= TASK DETAILS =
Your task is to copy every record exactly.
-- start ROWS --
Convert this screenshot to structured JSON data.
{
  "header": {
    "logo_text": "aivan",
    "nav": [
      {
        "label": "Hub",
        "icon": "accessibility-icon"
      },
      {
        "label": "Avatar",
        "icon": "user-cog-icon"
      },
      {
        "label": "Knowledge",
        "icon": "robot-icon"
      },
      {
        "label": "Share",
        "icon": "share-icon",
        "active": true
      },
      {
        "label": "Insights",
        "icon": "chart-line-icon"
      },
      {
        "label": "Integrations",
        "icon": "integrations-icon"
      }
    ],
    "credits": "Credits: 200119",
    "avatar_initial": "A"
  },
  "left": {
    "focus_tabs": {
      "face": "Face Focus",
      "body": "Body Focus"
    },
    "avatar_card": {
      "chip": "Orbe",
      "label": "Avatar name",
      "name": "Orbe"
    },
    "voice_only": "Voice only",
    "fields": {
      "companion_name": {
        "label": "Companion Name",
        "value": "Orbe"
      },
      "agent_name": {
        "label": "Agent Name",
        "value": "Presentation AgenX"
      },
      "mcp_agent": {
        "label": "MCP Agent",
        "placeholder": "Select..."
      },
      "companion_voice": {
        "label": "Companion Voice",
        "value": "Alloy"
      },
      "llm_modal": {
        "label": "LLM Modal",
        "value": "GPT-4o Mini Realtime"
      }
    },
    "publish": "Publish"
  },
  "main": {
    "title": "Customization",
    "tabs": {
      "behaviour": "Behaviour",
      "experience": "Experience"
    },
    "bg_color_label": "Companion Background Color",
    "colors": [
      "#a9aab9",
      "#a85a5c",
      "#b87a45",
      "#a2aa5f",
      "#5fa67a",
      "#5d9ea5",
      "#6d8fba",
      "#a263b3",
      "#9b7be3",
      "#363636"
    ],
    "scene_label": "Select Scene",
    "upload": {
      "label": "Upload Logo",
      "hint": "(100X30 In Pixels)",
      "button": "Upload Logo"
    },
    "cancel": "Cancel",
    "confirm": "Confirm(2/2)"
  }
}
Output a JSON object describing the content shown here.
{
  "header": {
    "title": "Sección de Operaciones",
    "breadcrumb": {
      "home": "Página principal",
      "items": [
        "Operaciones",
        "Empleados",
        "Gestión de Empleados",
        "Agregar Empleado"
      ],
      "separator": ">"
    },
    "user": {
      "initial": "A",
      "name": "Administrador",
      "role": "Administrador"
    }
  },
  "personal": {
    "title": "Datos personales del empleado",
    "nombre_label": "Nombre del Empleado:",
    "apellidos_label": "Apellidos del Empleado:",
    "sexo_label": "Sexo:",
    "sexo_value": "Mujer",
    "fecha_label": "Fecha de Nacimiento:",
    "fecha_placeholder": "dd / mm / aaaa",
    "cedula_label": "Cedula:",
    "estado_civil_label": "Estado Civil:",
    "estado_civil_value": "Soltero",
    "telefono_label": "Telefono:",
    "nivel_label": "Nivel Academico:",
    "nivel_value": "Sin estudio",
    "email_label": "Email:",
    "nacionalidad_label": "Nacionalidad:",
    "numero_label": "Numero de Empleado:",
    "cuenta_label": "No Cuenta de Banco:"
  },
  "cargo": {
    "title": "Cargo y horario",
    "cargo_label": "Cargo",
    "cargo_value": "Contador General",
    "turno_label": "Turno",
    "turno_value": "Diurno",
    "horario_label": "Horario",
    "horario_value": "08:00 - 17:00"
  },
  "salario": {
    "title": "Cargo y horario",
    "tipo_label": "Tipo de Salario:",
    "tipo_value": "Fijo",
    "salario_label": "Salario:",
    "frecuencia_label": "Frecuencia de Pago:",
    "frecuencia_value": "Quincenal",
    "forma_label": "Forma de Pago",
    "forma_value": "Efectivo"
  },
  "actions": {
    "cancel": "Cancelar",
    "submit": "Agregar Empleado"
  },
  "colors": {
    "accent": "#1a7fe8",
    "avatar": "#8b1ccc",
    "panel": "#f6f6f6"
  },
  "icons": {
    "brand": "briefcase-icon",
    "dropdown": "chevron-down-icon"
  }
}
-- end ROWS --
= ANSWER TO THE EXERCISE =
Convert this screenshot to structured JSON data.
{
  "header": {
    "logo_text": "aivan",
    "nav": [
      {
        "label": "Hub",
        "icon": "accessibility-icon"
      },
      {
        "label": "Avatar",
        "icon": "user-cog-icon"
      },
      {
        "label": "Knowledge",
        "icon": "robot-icon"
      },
      {
        "label": "Share",
        "icon": "share-icon",
        "active": true
      },
      {
        "label": "Insights",
        "icon": "chart-line-icon"
      },
      {
        "label": "Integrations",
        "icon": "integrations-icon"
      }
    ],
    "credits": "Credits: 200119",
    "avatar_initial": "A"
  },
  "left": {
    "focus_tabs": {
      "face": "Face Focus",
      "body": "Body Focus"
    },
    "avatar_card": {
      "chip": "Orbe",
      "label": "Avatar name",
      "name": "Orbe"
    },
    "voice_only": "Voice only",
    "fields": {
      "companion_name": {
        "label": "Companion Name",
        "value": "Orbe"
      },
      "agent_name": {
        "label": "Agent Name",
        "value": "Presentation AgenX"
      },
      "mcp_agent": {
        "label": "MCP Agent",
        "placeholder": "Select..."
      },
      "companion_voice": {
        "label": "Companion Voice",
        "value": "Alloy"
      },
      "llm_modal": {
        "label": "LLM Modal",
        "value": "GPT-4o Mini Realtime"
      }
    },
    "publish": "Publish"
  },
  "main": {
    "title": "Customization",
    "tabs": {
      "behaviour": "Behaviour",
      "experience": "Experience"
    },
    "bg_color_label": "Companion Background Color",
    "colors": [
      "#a9aab9",
      "#a85a5c",
      "#b87a45",
      "#a2aa5f",
      "#5fa67a",
      "#5d9ea5",
      "#6d8fba",
      "#a263b3",
      "#9b7be3",
      "#363636"
    ],
    "scene_label": "Select Scene",
    "upload": {
      "label": "Upload Logo",
      "hint": "(100X30 In Pixels)",
      "button": "Upload Logo"
    },
    "cancel": "Cancel",
    "confirm": "Confirm(2/2)"
  }
}
Output a JSON object describing the content shown here.
{
  "header": {
    "title": "Sección de Operaciones",
    "breadcrumb": {
      "home": "Página principal",
      "items": [
        "Operaciones",
        "Empleados",
        "Gestión de Empleados",
        "Agregar Empleado"
      ],
      "separator": ">"
    },
    "user": {
      "initial": "A",
      "name": "Administrador",
      "role": "Administrador"
    }
  },
  "personal": {
    "title": "Datos personales del empleado",
    "nombre_label": "Nombre del Empleado:",
    "apellidos_label": "Apellidos del Empleado:",
    "sexo_label": "Sexo:",
    "sexo_value": "Mujer",
    "fecha_label": "Fecha de Nacimiento:",
    "fecha_placeholder": "dd / mm / aaaa",
    "cedula_label": "Cedula:",
    "estado_civil_label": "Estado Civil:",
    "estado_civil_value": "Soltero",
    "telefono_label": "Telefono:",
    "nivel_label": "Nivel Academico:",
    "nivel_value": "Sin estudio",
    "email_label": "Email:",
    "nacionalidad_label": "Nacionalidad:",
    "numero_label": "Numero de Empleado:",
    "cuenta_label": "No Cuenta de Banco:"
  },
  "cargo": {
    "title": "Cargo y horario",
    "cargo_label": "Cargo",
    "cargo_value": "Contador General",
    "turno_label": "Turno",
    "turno_value": "Diurno",
    "horario_label": "Horario",
    "horario_value": "08:00 - 17:00"
  },
  "salario": {
    "title": "Cargo y horario",
    "tipo_label": "Tipo de Salario:",
    "tipo_value": "Fijo",
    "salario_label": "Salario:",
    "frecuencia_label": "Frecuencia de Pago:",
    "frecuencia_value": "Quincenal",
    "forma_label": "Forma de Pago",
    "forma_value": "Efectivo"
  },
  "actions": {
    "cancel": "Cancelar",
    "submit": "Agregar Empleado"
  },
  "colors": {
    "accent": "#1a7fe8",
    "avatar": "#8b1ccc",
    "panel": "#f6f6f6"
  },
  "icons": {
    "brand": "briefcase-icon",
    "dropdown": "chevron-down-icon"
  }
}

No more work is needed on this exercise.